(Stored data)
-.-.-

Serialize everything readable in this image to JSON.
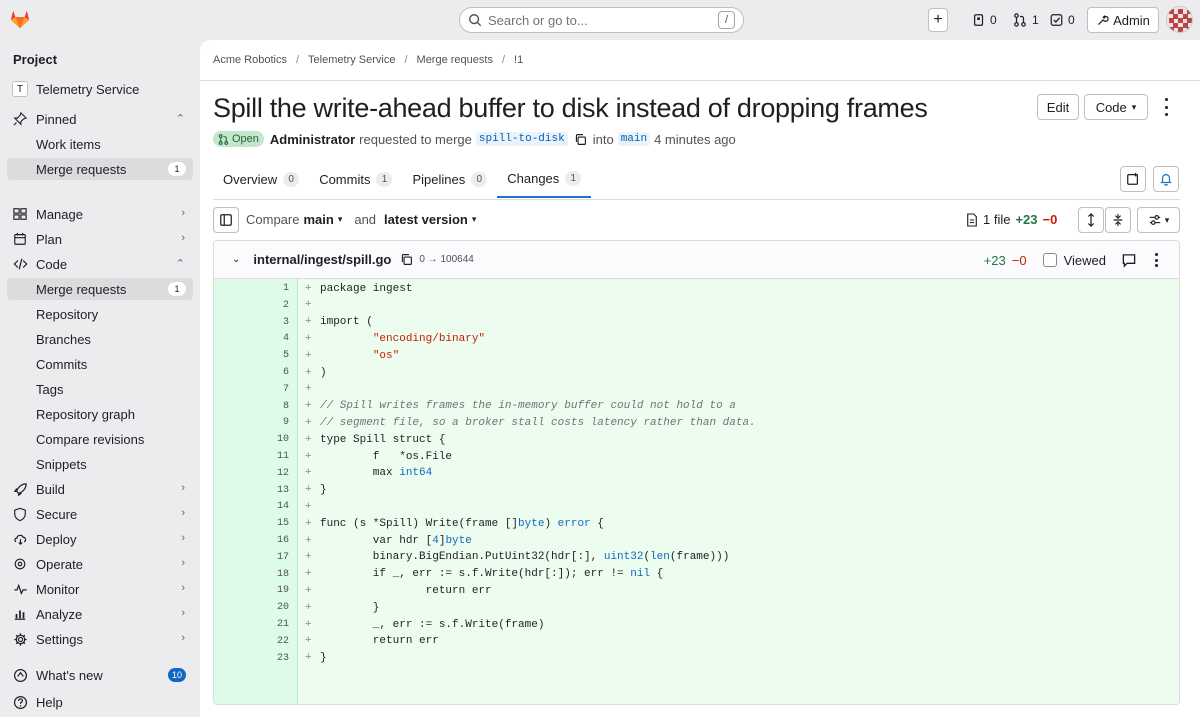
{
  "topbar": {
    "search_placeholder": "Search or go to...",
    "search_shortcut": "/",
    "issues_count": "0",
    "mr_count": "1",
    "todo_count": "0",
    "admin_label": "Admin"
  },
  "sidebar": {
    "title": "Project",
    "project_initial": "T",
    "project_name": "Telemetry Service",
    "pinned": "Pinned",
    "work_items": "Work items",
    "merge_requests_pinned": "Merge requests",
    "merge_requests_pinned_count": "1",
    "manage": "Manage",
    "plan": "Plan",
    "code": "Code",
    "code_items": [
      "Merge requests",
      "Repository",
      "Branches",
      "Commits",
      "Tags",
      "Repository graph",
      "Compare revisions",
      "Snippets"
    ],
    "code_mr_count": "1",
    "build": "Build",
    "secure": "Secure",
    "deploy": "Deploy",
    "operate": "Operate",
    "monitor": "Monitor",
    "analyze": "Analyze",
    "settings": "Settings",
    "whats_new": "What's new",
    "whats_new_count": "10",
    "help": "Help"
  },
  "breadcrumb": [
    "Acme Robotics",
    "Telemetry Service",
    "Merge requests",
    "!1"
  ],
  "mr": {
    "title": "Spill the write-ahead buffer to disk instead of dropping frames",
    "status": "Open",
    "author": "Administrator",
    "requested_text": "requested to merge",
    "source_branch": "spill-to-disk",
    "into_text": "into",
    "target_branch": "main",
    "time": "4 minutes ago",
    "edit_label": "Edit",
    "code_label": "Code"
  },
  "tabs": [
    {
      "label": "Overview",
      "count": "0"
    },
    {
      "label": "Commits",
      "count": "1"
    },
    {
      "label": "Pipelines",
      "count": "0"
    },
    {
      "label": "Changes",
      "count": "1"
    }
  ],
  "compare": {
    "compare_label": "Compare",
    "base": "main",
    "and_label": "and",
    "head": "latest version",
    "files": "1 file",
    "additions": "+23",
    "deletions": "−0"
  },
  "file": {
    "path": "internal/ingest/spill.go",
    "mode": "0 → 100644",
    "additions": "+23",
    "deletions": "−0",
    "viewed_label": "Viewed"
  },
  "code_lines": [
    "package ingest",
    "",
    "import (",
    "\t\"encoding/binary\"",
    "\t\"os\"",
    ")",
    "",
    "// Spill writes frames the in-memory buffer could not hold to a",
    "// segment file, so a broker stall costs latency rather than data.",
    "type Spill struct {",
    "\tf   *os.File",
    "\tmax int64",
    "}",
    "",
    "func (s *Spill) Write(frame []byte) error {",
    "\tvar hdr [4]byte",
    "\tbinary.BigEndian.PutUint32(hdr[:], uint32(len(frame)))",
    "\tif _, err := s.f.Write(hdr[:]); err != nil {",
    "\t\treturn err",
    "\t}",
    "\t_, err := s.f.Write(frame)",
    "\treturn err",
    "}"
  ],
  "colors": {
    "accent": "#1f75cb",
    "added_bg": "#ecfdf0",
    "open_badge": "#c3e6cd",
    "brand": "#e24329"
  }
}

-.-.-

- YOUR GOAL -
Output all of the data exactly as it stands, minus any images.

- ANSWER TO THIS TASK -
Serialize everything readable in this image to JSON.
{
  "topbar": {
    "search_placeholder": "Search or go to...",
    "search_shortcut": "/",
    "issues_count": "0",
    "mr_count": "1",
    "todo_count": "0",
    "admin_label": "Admin"
  },
  "sidebar": {
    "title": "Project",
    "project_initial": "T",
    "project_name": "Telemetry Service",
    "pinned": "Pinned",
    "work_items": "Work items",
    "merge_requests_pinned": "Merge requests",
    "merge_requests_pinned_count": "1",
    "manage": "Manage",
    "plan": "Plan",
    "code": "Code",
    "code_items": [
      "Merge requests",
      "Repository",
      "Branches",
      "Commits",
      "Tags",
      "Repository graph",
      "Compare revisions",
      "Snippets"
    ],
    "code_mr_count": "1",
    "build": "Build",
    "secure": "Secure",
    "deploy": "Deploy",
    "operate": "Operate",
    "monitor": "Monitor",
    "analyze": "Analyze",
    "settings": "Settings",
    "whats_new": "What's new",
    "whats_new_count": "10",
    "help": "Help"
  },
  "breadcrumb": [
    "Acme Robotics",
    "Telemetry Service",
    "Merge requests",
    "!1"
  ],
  "mr": {
    "title": "Spill the write-ahead buffer to disk instead of dropping frames",
    "status": "Open",
    "author": "Administrator",
    "requested_text": "requested to merge",
    "source_branch": "spill-to-disk",
    "into_text": "into",
    "target_branch": "main",
    "time": "4 minutes ago",
    "edit_label": "Edit",
    "code_label": "Code"
  },
  "tabs": [
    {
      "label": "Overview",
      "count": "0"
    },
    {
      "label": "Commits",
      "count": "1"
    },
    {
      "label": "Pipelines",
      "count": "0"
    },
    {
      "label": "Changes",
      "count": "1"
    }
  ],
  "compare": {
    "compare_label": "Compare",
    "base": "main",
    "and_label": "and",
    "head": "latest version",
    "files": "1 file",
    "additions": "+23",
    "deletions": "−0"
  },
  "file": {
    "path": "internal/ingest/spill.go",
    "mode": "0 → 100644",
    "additions": "+23",
    "deletions": "−0",
    "viewed_label": "Viewed"
  },
  "code_lines": [
    "package ingest",
    "",
    "import (",
    "\t\"encoding/binary\"",
    "\t\"os\"",
    ")",
    "",
    "// Spill writes frames the in-memory buffer could not hold to a",
    "// segment file, so a broker stall costs latency rather than data.",
    "type Spill struct {",
    "\tf   *os.File",
    "\tmax int64",
    "}",
    "",
    "func (s *Spill) Write(frame []byte) error {",
    "\tvar hdr [4]byte",
    "\tbinary.BigEndian.PutUint32(hdr[:], uint32(len(frame)))",
    "\tif _, err := s.f.Write(hdr[:]); err != nil {",
    "\t\treturn err",
    "\t}",
    "\t_, err := s.f.Write(frame)",
    "\treturn err",
    "}"
  ],
  "colors": {
    "accent": "#1f75cb",
    "added_bg": "#ecfdf0",
    "open_badge": "#c3e6cd",
    "brand": "#e24329"
  }
}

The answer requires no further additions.